(begin)
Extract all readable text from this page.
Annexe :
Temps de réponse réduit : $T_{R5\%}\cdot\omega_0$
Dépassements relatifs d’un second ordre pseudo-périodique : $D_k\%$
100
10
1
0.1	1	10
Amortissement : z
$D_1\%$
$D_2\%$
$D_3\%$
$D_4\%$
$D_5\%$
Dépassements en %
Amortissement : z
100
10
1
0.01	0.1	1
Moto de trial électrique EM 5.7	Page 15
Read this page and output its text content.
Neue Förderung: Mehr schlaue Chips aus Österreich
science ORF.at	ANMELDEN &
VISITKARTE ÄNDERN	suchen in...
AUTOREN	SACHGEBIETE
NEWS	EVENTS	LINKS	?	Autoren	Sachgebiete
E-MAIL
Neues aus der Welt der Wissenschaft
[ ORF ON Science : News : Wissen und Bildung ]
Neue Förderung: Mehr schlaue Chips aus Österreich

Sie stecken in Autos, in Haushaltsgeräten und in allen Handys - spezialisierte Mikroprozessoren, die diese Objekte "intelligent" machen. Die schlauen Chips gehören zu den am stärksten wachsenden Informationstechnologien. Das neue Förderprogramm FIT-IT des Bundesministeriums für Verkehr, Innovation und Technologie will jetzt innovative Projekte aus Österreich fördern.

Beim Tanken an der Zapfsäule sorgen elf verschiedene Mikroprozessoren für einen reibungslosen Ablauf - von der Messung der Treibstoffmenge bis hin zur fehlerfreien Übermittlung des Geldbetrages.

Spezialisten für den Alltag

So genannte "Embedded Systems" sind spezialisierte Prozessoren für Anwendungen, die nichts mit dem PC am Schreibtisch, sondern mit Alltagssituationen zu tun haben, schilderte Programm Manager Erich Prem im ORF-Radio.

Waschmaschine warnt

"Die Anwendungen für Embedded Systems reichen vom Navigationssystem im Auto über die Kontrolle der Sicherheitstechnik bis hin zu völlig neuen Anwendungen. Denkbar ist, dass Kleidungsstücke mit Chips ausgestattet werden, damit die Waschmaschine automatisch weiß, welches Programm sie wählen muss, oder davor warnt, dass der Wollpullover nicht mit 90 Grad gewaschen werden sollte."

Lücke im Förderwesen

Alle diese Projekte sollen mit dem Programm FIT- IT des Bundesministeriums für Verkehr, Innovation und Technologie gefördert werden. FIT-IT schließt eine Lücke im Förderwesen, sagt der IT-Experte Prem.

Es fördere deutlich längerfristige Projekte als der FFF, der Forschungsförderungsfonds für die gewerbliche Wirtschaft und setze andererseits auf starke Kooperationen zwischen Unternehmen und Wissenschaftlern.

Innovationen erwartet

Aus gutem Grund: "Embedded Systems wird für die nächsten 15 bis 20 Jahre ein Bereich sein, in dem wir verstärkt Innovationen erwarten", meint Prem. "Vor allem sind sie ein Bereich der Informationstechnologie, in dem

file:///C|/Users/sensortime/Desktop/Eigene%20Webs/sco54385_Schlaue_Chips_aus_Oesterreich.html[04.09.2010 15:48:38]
(end)
§ Objective: In the lines above, locate the string "Förderwesen". Copy every line where it occurs.

§ Output:
Lücke im Förderwesen
Alle diese Projekte sollen mit dem Programm FIT- IT des Bundesministeriums für Verkehr, Innovation und Technologie gefördert werden. FIT-IT schließt eine Lücke im Förderwesen, sagt der IT-Experte Prem.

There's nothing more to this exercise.